▸ **INSTRUCTION**: Output every line below exactly.

▸ **EXERCISE MATERIAL**:
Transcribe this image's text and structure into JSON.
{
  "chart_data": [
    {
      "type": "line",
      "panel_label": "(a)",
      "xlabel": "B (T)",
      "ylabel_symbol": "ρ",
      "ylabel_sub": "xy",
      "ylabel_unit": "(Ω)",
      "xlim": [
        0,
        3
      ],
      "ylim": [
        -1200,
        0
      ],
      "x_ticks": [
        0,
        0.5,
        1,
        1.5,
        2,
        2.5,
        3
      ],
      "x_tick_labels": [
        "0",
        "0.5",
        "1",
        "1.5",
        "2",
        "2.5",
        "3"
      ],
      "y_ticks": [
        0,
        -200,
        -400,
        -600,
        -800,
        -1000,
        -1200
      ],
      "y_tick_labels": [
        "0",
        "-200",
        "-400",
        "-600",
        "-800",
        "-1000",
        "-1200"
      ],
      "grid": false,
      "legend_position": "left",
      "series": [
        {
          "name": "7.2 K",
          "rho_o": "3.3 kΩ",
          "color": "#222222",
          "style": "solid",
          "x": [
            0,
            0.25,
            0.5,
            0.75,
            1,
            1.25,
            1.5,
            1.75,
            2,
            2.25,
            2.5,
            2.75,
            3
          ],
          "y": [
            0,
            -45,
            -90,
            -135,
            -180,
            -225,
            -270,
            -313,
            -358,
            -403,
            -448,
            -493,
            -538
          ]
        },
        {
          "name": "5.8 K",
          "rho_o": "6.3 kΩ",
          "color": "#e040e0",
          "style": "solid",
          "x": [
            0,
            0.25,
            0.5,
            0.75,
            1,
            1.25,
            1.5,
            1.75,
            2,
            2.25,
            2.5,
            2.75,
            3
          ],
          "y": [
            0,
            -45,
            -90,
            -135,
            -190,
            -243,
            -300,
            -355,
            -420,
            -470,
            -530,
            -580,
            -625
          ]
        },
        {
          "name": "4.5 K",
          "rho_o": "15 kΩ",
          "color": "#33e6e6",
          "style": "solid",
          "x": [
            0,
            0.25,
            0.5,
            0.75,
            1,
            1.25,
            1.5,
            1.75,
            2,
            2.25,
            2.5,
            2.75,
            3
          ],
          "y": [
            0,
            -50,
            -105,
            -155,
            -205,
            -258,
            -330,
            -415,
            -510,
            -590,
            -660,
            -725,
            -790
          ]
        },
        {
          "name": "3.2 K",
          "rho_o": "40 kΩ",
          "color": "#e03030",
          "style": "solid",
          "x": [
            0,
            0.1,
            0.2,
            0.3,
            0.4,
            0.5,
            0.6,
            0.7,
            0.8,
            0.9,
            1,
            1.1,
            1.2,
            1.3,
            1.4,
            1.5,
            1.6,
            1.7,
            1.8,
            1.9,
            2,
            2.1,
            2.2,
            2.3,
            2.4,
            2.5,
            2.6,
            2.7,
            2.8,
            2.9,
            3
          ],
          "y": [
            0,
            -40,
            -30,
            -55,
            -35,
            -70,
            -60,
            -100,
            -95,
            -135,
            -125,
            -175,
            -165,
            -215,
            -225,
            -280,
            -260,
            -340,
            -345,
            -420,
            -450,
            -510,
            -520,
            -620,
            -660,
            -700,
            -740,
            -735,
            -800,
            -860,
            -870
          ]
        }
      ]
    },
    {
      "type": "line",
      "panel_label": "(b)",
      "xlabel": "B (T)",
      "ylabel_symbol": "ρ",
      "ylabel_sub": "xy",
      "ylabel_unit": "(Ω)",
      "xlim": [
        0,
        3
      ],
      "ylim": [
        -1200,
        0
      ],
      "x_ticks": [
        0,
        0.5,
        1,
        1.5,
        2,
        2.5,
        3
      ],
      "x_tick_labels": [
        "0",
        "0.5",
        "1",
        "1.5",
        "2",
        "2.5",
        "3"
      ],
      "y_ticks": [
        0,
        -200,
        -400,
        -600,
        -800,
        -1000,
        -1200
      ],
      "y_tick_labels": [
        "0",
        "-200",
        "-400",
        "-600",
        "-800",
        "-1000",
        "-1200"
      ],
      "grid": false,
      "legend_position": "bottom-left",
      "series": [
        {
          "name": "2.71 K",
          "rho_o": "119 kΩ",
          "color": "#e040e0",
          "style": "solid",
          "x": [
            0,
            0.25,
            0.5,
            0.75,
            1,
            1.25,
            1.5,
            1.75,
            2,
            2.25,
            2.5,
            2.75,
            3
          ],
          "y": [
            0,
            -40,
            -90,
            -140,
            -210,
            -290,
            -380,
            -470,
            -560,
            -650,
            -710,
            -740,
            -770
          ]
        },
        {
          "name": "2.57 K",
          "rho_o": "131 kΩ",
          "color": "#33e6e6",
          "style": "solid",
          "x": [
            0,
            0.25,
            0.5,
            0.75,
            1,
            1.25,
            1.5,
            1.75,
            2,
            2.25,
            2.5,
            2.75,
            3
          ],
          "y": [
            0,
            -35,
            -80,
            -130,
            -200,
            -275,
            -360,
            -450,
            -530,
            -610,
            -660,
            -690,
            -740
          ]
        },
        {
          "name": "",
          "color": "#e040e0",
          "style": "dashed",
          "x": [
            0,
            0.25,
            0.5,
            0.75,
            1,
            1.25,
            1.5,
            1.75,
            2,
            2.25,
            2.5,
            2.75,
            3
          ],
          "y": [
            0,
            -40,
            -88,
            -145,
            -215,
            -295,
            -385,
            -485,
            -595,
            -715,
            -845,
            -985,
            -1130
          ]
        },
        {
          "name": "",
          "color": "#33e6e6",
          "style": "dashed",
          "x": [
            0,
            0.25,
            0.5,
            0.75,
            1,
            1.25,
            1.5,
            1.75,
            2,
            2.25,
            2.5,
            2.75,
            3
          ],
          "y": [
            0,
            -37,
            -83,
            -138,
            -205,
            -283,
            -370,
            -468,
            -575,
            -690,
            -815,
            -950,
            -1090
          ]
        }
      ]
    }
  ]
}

▸ **SOLUTION BELOW**:
Transcribe this image's text and structure into JSON.
{
  "chart_data": [
    {
      "type": "line",
      "panel_label": "(a)",
      "xlabel": "B (T)",
      "ylabel_symbol": "ρ",
      "ylabel_sub": "xy",
      "ylabel_unit": "(Ω)",
      "xlim": [
        0,
        3
      ],
      "ylim": [
        -1200,
        0
      ],
      "x_ticks": [
        0,
        0.5,
        1,
        1.5,
        2,
        2.5,
        3
      ],
      "x_tick_labels": [
        "0",
        "0.5",
        "1",
        "1.5",
        "2",
        "2.5",
        "3"
      ],
      "y_ticks": [
        0,
        -200,
        -400,
        -600,
        -800,
        -1000,
        -1200
      ],
      "y_tick_labels": [
        "0",
        "-200",
        "-400",
        "-600",
        "-800",
        "-1000",
        "-1200"
      ],
      "grid": false,
      "legend_position": "left",
      "series": [
        {
          "name": "7.2 K",
          "rho_o": "3.3 kΩ",
          "color": "#222222",
          "style": "solid",
          "x": [
            0,
            0.25,
            0.5,
            0.75,
            1,
            1.25,
            1.5,
            1.75,
            2,
            2.25,
            2.5,
            2.75,
            3
          ],
          "y": [
            0,
            -45,
            -90,
            -135,
            -180,
            -225,
            -270,
            -313,
            -358,
            -403,
            -448,
            -493,
            -538
          ]
        },
        {
          "name": "5.8 K",
          "rho_o": "6.3 kΩ",
          "color": "#e040e0",
          "style": "solid",
          "x": [
            0,
            0.25,
            0.5,
            0.75,
            1,
            1.25,
            1.5,
            1.75,
            2,
            2.25,
            2.5,
            2.75,
            3
          ],
          "y": [
            0,
            -45,
            -90,
            -135,
            -190,
            -243,
            -300,
            -355,
            -420,
            -470,
            -530,
            -580,
            -625
          ]
        },
        {
          "name": "4.5 K",
          "rho_o": "15 kΩ",
          "color": "#33e6e6",
          "style": "solid",
          "x": [
            0,
            0.25,
            0.5,
            0.75,
            1,
            1.25,
            1.5,
            1.75,
            2,
            2.25,
            2.5,
            2.75,
            3
          ],
          "y": [
            0,
            -50,
            -105,
            -155,
            -205,
            -258,
            -330,
            -415,
            -510,
            -590,
            -660,
            -725,
            -790
          ]
        },
        {
          "name": "3.2 K",
          "rho_o": "40 kΩ",
          "color": "#e03030",
          "style": "solid",
          "x": [
            0,
            0.1,
            0.2,
            0.3,
            0.4,
            0.5,
            0.6,
            0.7,
            0.8,
            0.9,
            1,
            1.1,
            1.2,
            1.3,
            1.4,
            1.5,
            1.6,
            1.7,
            1.8,
            1.9,
            2,
            2.1,
            2.2,
            2.3,
            2.4,
            2.5,
            2.6,
            2.7,
            2.8,
            2.9,
            3
          ],
          "y": [
            0,
            -40,
            -30,
            -55,
            -35,
            -70,
            -60,
            -100,
            -95,
            -135,
            -125,
            -175,
            -165,
            -215,
            -225,
            -280,
            -260,
            -340,
            -345,
            -420,
            -450,
            -510,
            -520,
            -620,
            -660,
            -700,
            -740,
            -735,
            -800,
            -860,
            -870
          ]
        }
      ]
    },
    {
      "type": "line",
      "panel_label": "(b)",
      "xlabel": "B (T)",
      "ylabel_symbol": "ρ",
      "ylabel_sub": "xy",
      "ylabel_unit": "(Ω)",
      "xlim": [
        0,
        3
      ],
      "ylim": [
        -1200,
        0
      ],
      "x_ticks": [
        0,
        0.5,
        1,
        1.5,
        2,
        2.5,
        3
      ],
      "x_tick_labels": [
        "0",
        "0.5",
        "1",
        "1.5",
        "2",
        "2.5",
        "3"
      ],
      "y_ticks": [
        0,
        -200,
        -400,
        -600,
        -800,
        -1000,
        -1200
      ],
      "y_tick_labels": [
        "0",
        "-200",
        "-400",
        "-600",
        "-800",
        "-1000",
        "-1200"
      ],
      "grid": false,
      "legend_position": "bottom-left",
      "series": [
        {
          "name": "2.71 K",
          "rho_o": "119 kΩ",
          "color": "#e040e0",
          "style": "solid",
          "x": [
            0,
            0.25,
            0.5,
            0.75,
            1,
            1.25,
            1.5,
            1.75,
            2,
            2.25,
            2.5,
            2.75,
            3
          ],
          "y": [
            0,
            -40,
            -90,
            -140,
            -210,
            -290,
            -380,
            -470,
            -560,
            -650,
            -710,
            -740,
            -770
          ]
        },
        {
          "name": "2.57 K",
          "rho_o": "131 kΩ",
          "color": "#33e6e6",
          "style": "solid",
          "x": [
            0,
            0.25,
            0.5,
            0.75,
            1,
            1.25,
            1.5,
            1.75,
            2,
            2.25,
            2.5,
            2.75,
            3
          ],
          "y": [
            0,
            -35,
            -80,
            -130,
            -200,
            -275,
            -360,
            -450,
            -530,
            -610,
            -660,
            -690,
            -740
          ]
        },
        {
          "name": "",
          "color": "#e040e0",
          "style": "dashed",
          "x": [
            0,
            0.25,
            0.5,
            0.75,
            1,
            1.25,
            1.5,
            1.75,
            2,
            2.25,
            2.5,
            2.75,
            3
          ],
          "y": [
            0,
            -40,
            -88,
            -145,
            -215,
            -295,
            -385,
            -485,
            -595,
            -715,
            -845,
            -985,
            -1130
          ]
        },
        {
          "name": "",
          "color": "#33e6e6",
          "style": "dashed",
          "x": [
            0,
            0.25,
            0.5,
            0.75,
            1,
            1.25,
            1.5,
            1.75,
            2,
            2.25,
            2.5,
            2.75,
            3
          ],
          "y": [
            0,
            -37,
            -83,
            -138,
            -205,
            -283,
            -370,
            -468,
            -575,
            -690,
            -815,
            -950,
            -1090
          ]
        }
      ]
    }
  ]
}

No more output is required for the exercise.